READING PASSAGE:

Plasma samples collected from patients before, during, and after a PDSS event (McDonnell et al., 2010) have shown excessively high olanzapine concentrations during a PDSS event when compared with the olanzapine plasma concentrations of the same or other patients when not experiencing a PDSS event. Olanzapine plasma concentrations during the time that the patients were symptomatic with PDSS were observed in the range of 87–665 ng/ml, with most above 200 ng/ml (McDonnell et al., 2010), representing higher concentrations that would typically be expected if the medication had been deposited into muscle tissue as intended. Not only was the finding atypical compared with other OLAI patients but it also appeared atypical for the affected patients themselves, who had not previously shown any abnormal tendencies with respect to olanzapine plasma concentrations. Moreover, with the exception of one patient who went on to have a second PDSS event at a later date, patients who continued receiving OLAI injections after their PDSS event showed a ‘typical’ pharmacokinetic profile at subsequent injections in the clinical trials (McDonnell et al., 2010). This observation of excessive or elevated olanzapine concentrations during PDSS is believed to be mechanistically related to the finding of an enhanced rate of dissolution of OLAI in blood as compared with the intentional slow rate of dissolution of OLAI in muscle tissue. It should also be noted that some patients in the clinical trials, including control patients receiving oral olanzapine, had measured olanzapine plasma concentrations above 87 ng/ml or in some cases even above 100 ng/ml during routine evaluation (see Figs 7 and 8) and yet were not symptomatic for PDSS. Thus, a higher than typical olanzapine concentration is not necessarily indicative of PDSS. Instead, the syndrome must be defined by the onset of specific clinical symptoms in close proximity to the injection (see Detke et al., 2010 for the case definition of PDSS).

Bounding box prediction lines
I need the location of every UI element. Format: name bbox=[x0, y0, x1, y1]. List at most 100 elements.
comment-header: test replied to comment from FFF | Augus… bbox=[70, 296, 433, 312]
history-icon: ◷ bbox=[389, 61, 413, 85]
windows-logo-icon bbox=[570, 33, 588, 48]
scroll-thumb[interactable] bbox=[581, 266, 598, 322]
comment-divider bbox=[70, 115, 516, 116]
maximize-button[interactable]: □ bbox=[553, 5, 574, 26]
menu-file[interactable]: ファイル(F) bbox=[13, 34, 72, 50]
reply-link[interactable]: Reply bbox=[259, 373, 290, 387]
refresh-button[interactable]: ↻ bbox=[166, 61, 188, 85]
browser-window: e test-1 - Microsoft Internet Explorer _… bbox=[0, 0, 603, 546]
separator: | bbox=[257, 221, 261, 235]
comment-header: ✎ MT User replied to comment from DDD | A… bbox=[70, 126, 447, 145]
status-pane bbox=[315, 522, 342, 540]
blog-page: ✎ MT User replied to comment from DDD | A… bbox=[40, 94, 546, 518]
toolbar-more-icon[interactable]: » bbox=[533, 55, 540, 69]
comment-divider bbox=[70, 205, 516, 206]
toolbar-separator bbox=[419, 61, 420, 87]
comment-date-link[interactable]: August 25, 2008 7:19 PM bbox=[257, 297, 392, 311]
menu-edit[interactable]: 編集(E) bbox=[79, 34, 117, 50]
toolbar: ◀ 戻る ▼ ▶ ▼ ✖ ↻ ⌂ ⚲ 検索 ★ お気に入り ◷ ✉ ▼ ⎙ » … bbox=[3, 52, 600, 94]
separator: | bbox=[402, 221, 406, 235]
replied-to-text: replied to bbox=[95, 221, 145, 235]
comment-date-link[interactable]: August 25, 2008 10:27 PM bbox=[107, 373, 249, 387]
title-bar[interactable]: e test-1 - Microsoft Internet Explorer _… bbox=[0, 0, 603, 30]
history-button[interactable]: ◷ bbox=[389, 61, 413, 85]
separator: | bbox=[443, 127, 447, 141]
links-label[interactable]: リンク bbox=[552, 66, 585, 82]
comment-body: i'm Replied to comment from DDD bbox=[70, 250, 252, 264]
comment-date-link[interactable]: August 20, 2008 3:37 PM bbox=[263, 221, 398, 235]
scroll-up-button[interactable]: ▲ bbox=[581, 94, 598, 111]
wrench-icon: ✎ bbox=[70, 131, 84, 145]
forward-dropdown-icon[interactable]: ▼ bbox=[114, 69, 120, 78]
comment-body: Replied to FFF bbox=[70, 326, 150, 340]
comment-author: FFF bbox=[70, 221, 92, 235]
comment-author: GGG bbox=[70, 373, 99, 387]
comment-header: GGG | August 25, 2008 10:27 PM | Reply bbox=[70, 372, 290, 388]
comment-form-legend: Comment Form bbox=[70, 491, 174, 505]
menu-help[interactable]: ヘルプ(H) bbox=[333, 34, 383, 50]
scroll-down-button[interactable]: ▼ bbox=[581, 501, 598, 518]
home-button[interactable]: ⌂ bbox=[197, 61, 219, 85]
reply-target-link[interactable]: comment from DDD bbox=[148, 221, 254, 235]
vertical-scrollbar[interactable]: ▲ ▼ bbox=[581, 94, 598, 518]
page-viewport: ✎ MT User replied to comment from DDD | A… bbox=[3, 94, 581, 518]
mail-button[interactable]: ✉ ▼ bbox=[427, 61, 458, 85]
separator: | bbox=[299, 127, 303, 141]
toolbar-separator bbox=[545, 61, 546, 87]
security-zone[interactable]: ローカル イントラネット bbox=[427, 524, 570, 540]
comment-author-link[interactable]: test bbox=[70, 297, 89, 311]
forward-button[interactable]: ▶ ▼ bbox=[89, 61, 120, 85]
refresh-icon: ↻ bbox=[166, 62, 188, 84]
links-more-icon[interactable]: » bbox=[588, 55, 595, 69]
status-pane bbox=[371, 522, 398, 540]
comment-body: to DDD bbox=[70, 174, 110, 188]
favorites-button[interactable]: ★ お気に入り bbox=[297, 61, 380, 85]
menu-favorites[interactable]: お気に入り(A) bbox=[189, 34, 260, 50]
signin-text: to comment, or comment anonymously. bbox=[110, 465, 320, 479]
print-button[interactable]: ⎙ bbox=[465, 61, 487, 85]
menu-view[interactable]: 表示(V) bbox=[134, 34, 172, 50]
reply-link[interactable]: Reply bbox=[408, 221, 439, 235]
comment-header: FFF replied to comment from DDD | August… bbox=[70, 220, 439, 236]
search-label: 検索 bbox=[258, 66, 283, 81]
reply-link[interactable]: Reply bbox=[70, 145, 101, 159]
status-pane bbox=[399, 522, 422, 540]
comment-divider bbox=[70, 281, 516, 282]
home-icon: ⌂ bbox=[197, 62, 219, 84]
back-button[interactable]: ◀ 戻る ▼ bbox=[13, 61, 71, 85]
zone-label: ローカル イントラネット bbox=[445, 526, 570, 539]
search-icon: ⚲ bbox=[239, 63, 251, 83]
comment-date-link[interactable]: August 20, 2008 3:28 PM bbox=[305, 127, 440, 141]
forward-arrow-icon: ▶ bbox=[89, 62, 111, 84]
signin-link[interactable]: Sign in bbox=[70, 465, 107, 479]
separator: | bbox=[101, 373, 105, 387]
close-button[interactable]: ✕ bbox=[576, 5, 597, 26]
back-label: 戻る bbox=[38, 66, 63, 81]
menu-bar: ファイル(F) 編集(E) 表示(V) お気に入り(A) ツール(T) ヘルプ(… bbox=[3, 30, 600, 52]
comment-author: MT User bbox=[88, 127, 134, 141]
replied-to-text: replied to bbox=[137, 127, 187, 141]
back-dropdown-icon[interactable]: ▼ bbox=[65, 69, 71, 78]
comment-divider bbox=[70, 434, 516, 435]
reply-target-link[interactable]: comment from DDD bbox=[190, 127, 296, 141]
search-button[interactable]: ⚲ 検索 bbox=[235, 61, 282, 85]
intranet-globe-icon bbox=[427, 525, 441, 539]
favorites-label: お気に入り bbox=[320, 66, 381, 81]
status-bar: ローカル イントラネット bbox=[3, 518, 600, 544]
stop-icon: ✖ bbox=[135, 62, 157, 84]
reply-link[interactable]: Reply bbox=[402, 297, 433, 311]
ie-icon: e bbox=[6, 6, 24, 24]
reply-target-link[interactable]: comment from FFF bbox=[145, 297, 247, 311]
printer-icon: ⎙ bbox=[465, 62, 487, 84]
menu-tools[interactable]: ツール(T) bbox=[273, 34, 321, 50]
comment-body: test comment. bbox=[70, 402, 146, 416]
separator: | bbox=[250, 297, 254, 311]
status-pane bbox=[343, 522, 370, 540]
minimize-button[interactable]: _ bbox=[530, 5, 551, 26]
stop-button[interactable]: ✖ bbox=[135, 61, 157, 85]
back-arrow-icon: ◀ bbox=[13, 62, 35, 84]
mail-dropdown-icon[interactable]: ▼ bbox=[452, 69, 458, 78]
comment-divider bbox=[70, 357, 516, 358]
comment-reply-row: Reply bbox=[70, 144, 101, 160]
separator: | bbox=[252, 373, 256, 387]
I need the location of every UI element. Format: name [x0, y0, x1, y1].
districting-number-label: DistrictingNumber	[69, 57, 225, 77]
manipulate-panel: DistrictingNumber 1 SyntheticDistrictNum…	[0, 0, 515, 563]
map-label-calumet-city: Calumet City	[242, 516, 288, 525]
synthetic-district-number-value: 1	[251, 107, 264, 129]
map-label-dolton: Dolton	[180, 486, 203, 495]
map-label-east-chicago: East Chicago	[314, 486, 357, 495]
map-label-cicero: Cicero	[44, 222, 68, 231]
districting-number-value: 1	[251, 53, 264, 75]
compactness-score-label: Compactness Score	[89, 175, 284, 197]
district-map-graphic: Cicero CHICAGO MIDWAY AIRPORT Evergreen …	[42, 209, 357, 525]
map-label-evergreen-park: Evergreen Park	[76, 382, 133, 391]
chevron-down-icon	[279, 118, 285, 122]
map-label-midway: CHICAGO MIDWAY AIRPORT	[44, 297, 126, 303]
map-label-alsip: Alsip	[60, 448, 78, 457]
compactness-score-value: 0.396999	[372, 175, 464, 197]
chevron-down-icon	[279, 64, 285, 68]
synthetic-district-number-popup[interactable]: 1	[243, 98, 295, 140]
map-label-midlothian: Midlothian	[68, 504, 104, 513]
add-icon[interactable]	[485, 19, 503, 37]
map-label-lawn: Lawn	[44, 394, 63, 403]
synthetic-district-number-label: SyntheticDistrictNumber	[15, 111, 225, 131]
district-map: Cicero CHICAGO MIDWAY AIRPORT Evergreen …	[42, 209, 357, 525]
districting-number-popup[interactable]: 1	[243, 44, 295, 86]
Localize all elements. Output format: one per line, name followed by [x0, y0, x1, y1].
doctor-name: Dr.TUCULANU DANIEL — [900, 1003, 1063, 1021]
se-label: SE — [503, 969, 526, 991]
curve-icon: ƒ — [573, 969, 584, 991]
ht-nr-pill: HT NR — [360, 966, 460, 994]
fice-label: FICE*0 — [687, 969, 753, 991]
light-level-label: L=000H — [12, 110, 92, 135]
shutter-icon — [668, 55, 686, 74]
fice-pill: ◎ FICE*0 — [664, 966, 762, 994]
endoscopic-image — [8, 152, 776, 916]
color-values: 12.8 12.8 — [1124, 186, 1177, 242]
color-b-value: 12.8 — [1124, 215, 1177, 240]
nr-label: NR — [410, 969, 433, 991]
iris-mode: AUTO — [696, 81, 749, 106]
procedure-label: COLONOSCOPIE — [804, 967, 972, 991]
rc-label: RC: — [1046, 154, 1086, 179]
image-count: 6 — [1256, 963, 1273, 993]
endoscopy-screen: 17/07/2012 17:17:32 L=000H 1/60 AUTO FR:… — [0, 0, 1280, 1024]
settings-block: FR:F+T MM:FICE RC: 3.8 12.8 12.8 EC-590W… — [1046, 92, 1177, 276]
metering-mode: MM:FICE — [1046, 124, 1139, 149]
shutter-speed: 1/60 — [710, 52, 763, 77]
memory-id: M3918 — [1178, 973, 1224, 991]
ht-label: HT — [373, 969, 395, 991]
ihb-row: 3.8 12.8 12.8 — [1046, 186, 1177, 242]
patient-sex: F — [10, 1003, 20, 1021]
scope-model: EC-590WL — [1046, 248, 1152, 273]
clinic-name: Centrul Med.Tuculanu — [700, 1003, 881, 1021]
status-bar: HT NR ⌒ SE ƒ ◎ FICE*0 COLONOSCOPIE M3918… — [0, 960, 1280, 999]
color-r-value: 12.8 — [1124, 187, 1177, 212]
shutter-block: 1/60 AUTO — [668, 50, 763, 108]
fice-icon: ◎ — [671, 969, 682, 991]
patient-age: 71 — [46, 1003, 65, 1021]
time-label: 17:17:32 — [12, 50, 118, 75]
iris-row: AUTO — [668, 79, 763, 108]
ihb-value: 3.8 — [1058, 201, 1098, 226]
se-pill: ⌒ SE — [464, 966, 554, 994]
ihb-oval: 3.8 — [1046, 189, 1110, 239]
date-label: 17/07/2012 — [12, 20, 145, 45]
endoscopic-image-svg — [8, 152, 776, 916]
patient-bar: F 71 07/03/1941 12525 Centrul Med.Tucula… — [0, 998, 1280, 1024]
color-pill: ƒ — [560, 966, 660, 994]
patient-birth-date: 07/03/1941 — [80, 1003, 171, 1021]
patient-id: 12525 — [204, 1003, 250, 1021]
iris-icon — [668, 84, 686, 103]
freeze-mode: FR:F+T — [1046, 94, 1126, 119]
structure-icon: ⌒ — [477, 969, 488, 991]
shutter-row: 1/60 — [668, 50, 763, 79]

TASK SET:
(a) In the PDSS passage, what range of olanzapine plasma concentrations was observed while patients were symptomatic with PDSS?
(b) List every distinct olanzapine concentration value, in ng/ml, given in the PDSS passage.

YOUR WRITTEN ANSWERS:
(a) 87–665 ng/ml, with most above 200 ng/ml.

(b) 87 ng/ml, 665 ng/ml, 200 ng/ml, 100 ng/ml